### WRITTEN EXERCISE
Work out how many lines hold the string "Galileia". The answer is a single number, nothing more.

--- BEGIN MATERIAL TO PROCESS ---

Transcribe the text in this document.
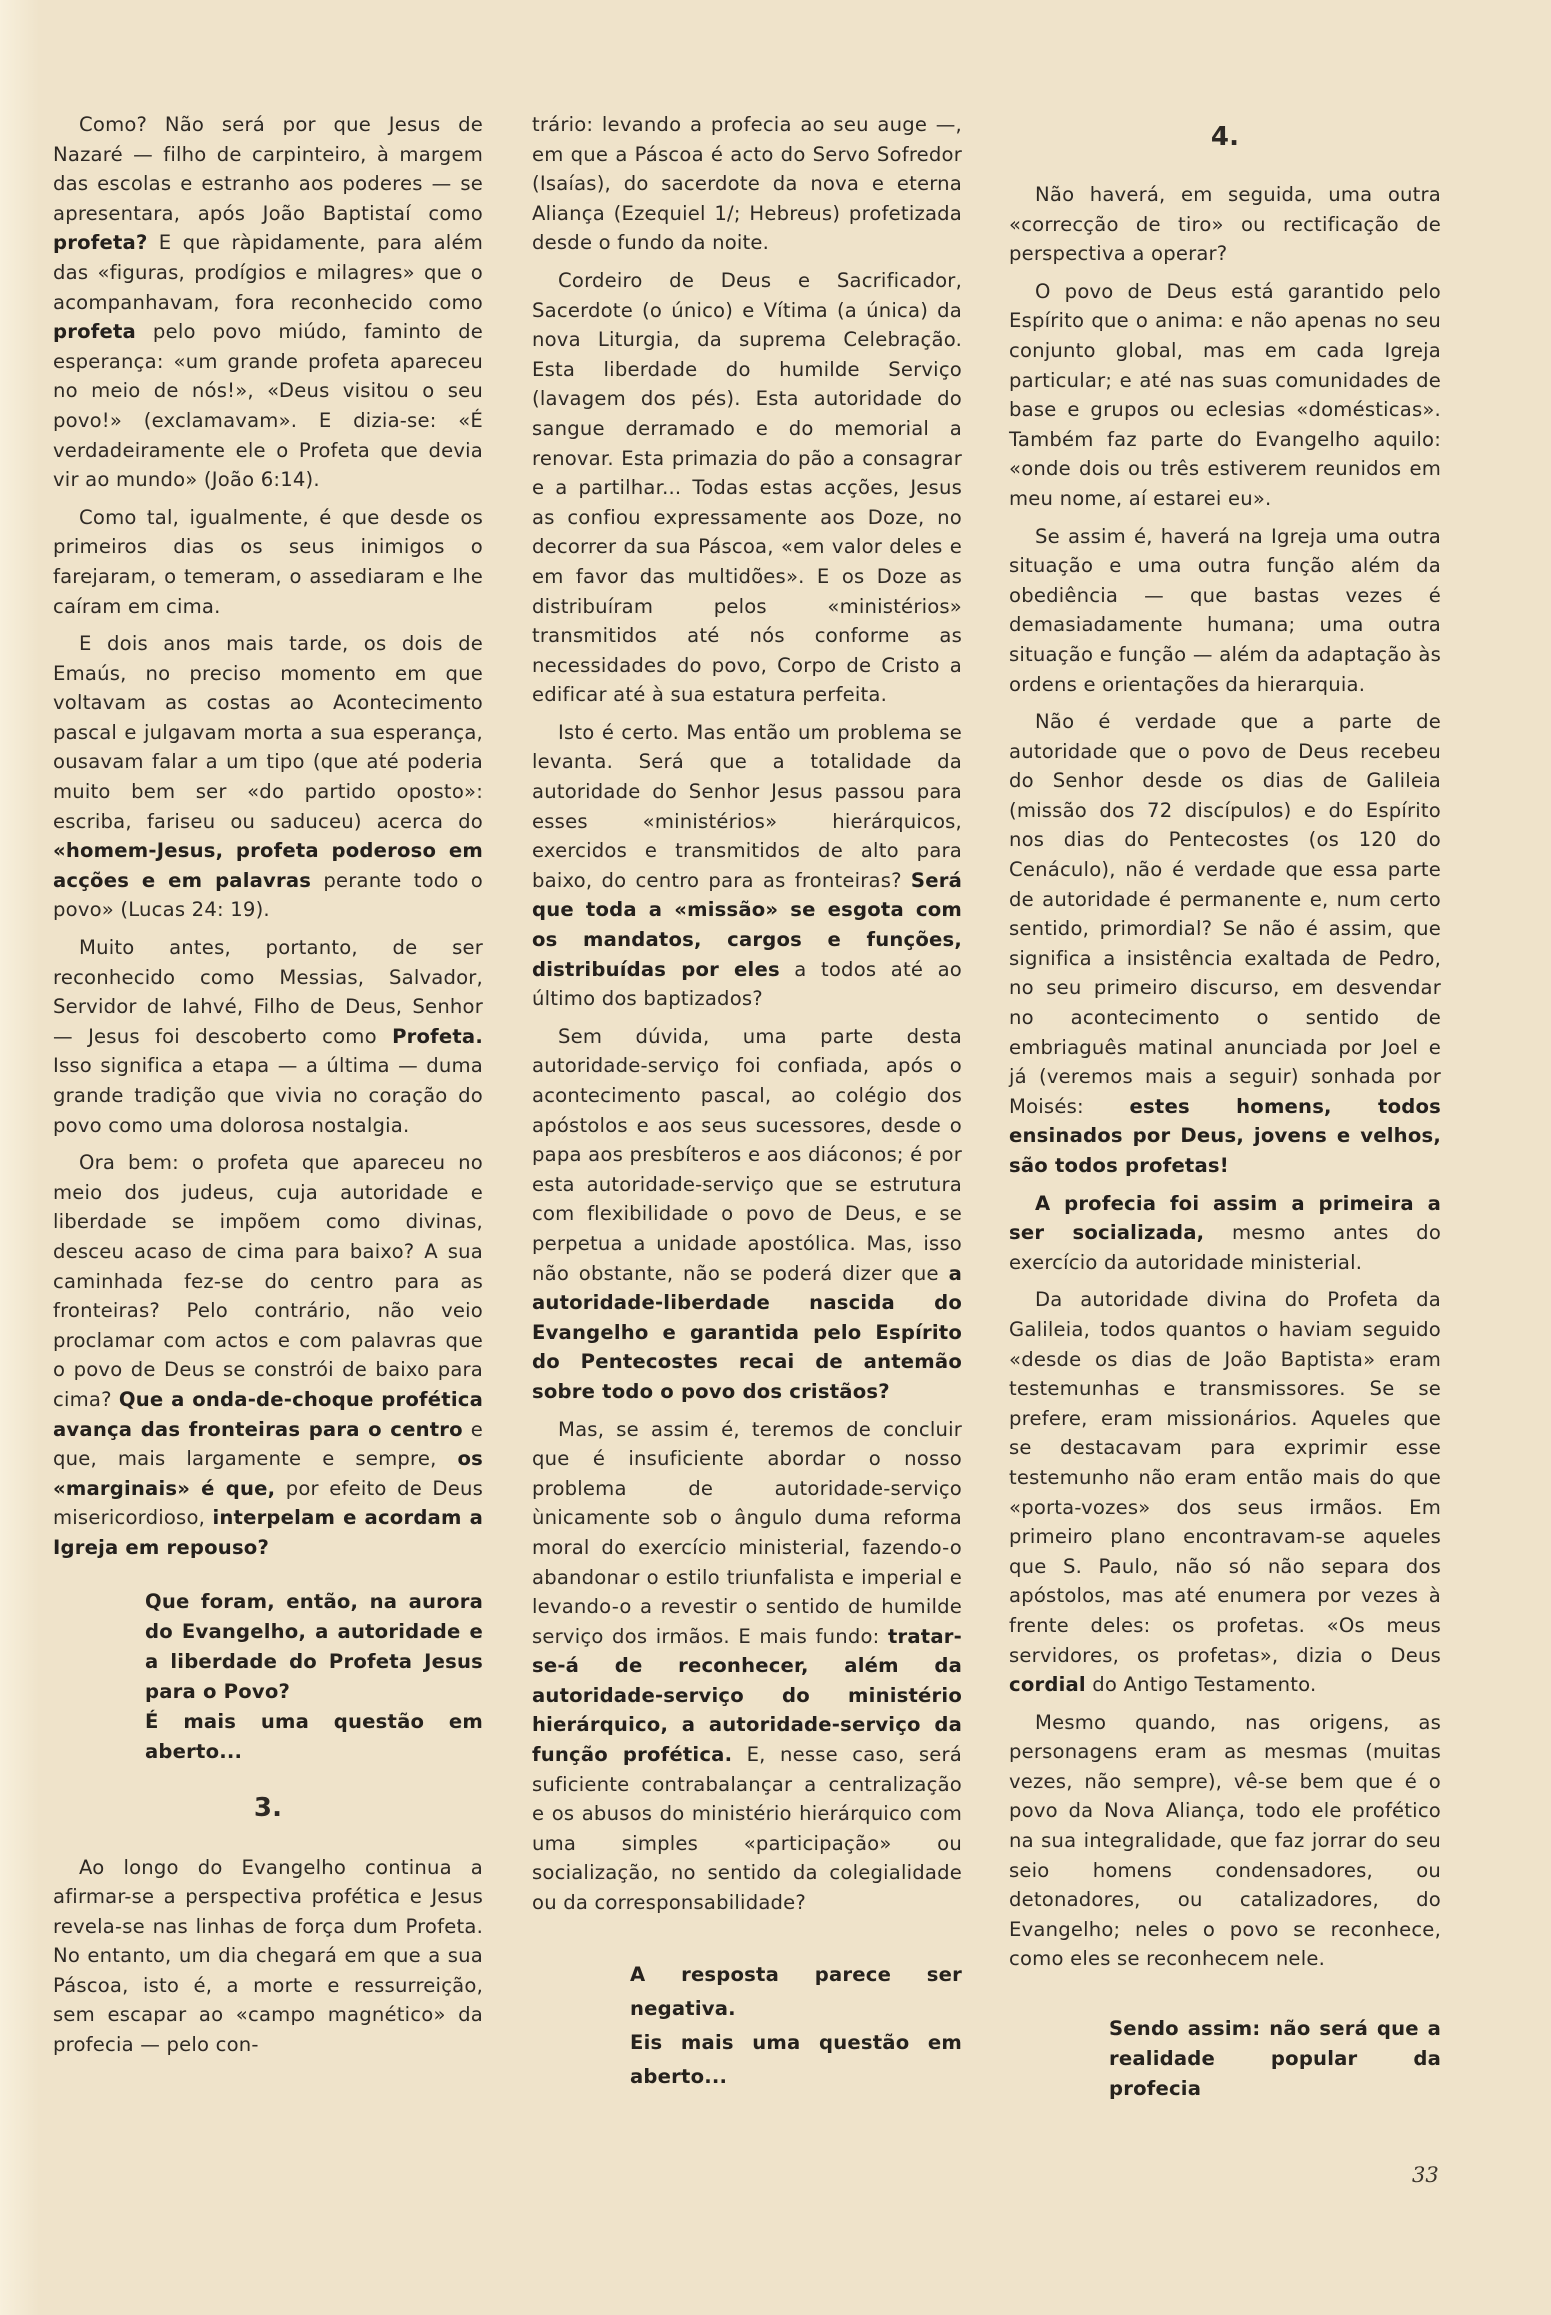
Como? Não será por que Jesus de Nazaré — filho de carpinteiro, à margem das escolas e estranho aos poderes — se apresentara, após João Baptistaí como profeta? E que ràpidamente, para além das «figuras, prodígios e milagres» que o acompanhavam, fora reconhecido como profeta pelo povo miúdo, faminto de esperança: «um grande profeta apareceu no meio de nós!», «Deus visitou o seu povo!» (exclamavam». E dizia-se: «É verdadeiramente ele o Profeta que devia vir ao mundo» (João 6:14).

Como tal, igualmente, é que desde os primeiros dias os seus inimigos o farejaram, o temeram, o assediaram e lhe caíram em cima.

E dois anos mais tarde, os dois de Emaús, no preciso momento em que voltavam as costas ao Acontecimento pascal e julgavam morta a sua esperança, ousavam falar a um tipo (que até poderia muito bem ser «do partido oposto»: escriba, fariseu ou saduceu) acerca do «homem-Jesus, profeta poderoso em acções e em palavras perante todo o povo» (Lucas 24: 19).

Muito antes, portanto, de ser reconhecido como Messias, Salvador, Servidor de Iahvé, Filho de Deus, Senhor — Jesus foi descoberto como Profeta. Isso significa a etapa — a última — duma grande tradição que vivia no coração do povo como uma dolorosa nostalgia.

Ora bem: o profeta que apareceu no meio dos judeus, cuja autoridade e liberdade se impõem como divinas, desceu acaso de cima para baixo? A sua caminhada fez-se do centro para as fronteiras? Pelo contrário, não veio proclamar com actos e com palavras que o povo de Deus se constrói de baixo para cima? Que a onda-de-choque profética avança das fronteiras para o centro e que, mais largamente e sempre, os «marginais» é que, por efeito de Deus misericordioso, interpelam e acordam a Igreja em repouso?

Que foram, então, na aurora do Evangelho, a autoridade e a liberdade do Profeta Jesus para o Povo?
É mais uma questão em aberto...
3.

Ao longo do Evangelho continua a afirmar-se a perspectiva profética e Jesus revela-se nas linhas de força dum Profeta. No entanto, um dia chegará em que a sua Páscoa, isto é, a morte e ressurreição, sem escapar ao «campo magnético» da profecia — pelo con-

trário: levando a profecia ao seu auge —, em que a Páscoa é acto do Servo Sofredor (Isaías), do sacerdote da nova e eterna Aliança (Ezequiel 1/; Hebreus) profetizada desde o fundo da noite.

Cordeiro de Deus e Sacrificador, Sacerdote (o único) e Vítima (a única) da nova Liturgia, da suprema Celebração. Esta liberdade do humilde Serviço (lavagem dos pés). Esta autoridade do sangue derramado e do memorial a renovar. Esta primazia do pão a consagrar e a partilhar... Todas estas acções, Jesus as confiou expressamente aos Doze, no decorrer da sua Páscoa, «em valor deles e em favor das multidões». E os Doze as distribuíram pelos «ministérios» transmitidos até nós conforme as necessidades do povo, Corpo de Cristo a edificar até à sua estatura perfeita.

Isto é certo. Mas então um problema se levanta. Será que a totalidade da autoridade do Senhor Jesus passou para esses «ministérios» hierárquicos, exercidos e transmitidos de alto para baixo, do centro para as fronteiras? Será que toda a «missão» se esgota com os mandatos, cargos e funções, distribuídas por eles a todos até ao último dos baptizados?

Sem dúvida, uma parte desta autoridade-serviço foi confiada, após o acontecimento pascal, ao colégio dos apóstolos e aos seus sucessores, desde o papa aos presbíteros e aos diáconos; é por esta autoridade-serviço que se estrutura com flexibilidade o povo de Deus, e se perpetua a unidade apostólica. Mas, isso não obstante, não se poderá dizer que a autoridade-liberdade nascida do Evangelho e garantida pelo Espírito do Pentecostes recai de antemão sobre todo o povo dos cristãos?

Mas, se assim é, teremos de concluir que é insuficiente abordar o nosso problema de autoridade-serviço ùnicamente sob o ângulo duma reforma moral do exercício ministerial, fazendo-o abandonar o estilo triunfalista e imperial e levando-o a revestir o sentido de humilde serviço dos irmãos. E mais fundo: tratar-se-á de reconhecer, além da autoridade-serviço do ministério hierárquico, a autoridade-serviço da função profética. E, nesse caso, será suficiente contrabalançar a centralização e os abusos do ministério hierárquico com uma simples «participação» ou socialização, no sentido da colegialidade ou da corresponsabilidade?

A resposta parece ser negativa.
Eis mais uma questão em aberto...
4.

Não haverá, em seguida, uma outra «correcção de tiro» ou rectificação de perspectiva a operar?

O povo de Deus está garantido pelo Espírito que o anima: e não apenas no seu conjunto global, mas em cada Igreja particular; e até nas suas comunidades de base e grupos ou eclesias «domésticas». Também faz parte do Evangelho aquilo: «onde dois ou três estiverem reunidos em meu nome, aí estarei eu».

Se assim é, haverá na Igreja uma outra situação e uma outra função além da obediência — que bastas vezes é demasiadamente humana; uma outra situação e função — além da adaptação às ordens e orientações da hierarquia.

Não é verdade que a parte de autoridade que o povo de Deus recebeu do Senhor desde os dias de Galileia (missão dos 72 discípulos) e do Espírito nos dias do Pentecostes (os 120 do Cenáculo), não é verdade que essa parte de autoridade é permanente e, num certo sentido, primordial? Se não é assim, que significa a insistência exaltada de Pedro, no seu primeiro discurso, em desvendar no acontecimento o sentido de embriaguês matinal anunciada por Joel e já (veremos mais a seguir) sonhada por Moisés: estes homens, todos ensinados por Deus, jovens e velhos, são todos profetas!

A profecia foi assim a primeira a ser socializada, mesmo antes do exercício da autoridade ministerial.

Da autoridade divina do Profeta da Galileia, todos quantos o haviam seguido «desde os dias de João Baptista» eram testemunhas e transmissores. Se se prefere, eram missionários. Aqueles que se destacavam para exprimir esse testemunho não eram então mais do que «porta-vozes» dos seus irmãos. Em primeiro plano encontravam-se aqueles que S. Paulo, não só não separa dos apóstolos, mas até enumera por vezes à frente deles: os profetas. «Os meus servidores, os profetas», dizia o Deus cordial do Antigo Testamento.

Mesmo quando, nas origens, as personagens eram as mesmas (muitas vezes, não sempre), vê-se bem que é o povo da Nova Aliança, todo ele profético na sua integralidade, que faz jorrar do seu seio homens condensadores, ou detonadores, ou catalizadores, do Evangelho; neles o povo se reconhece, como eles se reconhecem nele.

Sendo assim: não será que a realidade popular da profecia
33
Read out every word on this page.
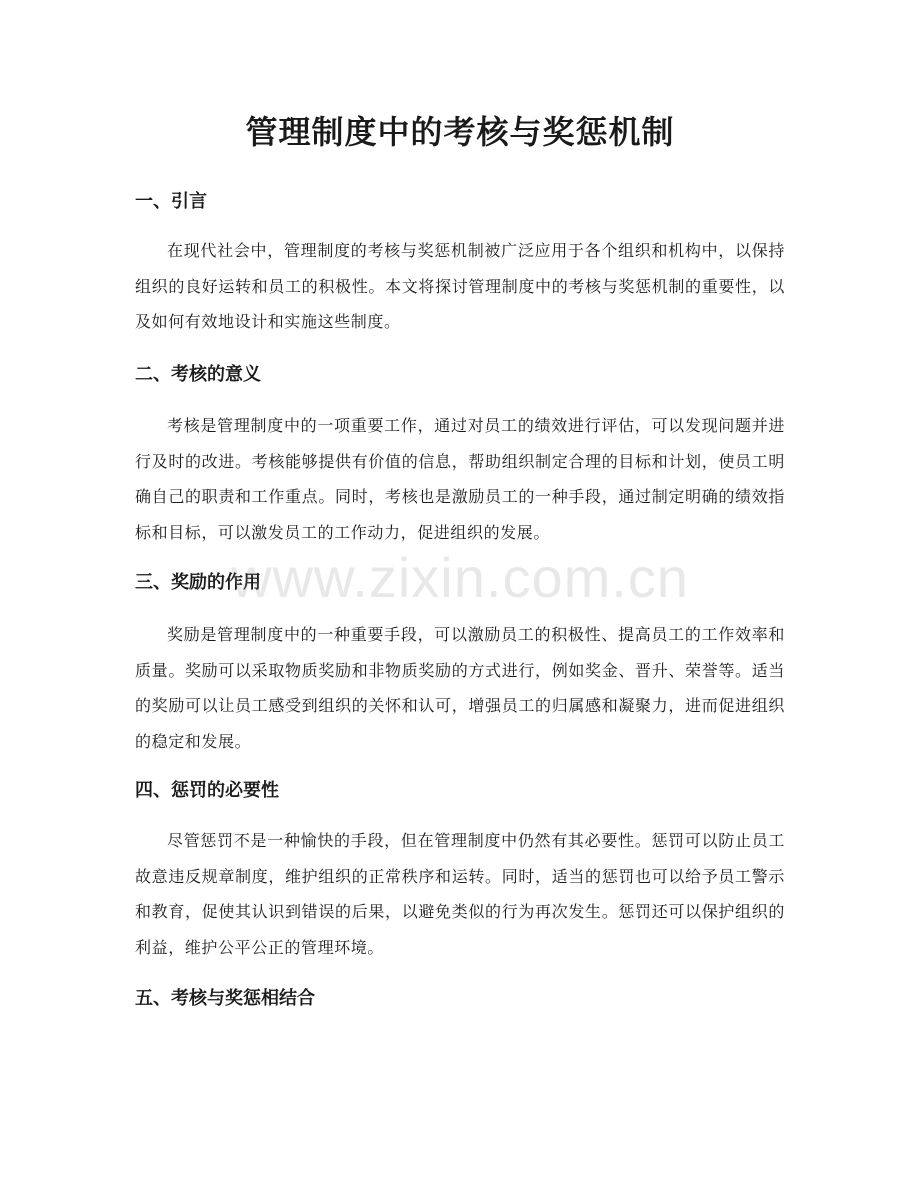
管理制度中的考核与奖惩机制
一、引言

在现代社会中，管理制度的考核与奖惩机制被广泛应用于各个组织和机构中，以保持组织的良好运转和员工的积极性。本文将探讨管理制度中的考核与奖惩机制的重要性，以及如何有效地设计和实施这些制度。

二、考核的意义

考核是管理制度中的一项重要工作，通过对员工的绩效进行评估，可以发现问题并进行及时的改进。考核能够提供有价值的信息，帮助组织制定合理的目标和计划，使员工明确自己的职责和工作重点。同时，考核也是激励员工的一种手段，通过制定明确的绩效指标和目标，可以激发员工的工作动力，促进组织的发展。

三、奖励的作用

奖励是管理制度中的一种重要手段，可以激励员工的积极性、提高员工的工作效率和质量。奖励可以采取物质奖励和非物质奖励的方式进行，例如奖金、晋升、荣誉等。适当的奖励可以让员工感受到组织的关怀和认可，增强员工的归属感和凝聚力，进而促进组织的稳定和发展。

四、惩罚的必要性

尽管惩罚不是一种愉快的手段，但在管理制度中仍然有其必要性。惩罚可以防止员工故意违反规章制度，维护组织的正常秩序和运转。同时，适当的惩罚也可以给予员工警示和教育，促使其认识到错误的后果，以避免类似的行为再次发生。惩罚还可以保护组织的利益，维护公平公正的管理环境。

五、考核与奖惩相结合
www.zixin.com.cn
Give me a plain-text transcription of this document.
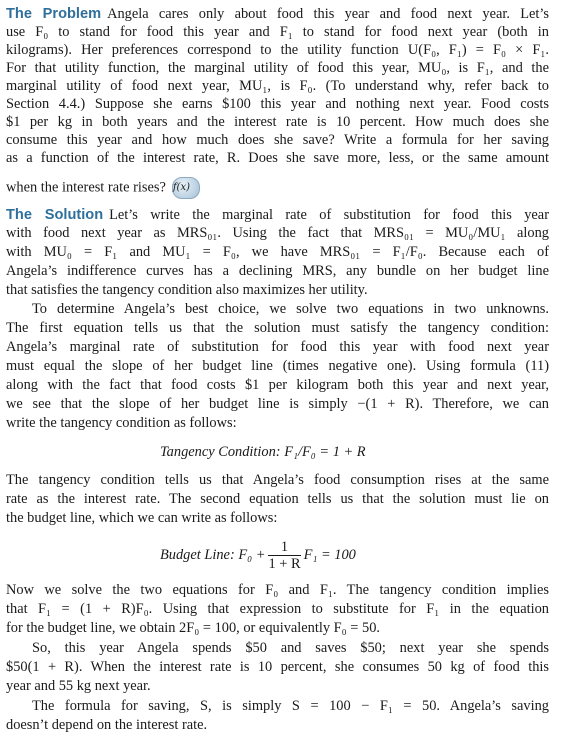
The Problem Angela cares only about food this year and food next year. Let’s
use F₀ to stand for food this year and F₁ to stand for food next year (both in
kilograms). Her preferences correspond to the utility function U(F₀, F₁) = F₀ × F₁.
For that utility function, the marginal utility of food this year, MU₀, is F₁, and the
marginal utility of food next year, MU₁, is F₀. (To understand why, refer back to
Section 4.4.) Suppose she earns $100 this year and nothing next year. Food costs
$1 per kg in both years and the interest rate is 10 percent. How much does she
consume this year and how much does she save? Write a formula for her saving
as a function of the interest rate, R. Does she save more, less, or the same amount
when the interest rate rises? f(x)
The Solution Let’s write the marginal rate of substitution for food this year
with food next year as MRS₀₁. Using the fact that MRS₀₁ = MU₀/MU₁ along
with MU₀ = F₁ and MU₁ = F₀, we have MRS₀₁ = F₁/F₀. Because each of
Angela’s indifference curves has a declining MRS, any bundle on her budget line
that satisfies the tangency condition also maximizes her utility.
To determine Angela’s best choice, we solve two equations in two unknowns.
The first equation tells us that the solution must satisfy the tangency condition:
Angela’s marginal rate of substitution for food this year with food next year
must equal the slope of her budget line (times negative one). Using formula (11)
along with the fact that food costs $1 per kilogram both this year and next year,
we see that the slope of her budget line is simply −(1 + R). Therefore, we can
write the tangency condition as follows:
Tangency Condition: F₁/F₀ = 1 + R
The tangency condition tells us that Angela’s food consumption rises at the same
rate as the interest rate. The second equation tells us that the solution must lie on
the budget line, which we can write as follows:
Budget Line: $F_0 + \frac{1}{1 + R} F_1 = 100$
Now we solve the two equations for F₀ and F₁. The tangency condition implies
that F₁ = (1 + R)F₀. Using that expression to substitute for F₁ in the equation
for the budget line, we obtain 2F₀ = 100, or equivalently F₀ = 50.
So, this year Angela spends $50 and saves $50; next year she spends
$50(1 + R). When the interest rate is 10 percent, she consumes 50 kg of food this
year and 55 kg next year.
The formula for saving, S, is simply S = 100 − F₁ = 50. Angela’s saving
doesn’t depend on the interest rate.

--- END MATERIAL TO PROCESS ---

### WRITTEN RESPONSE
2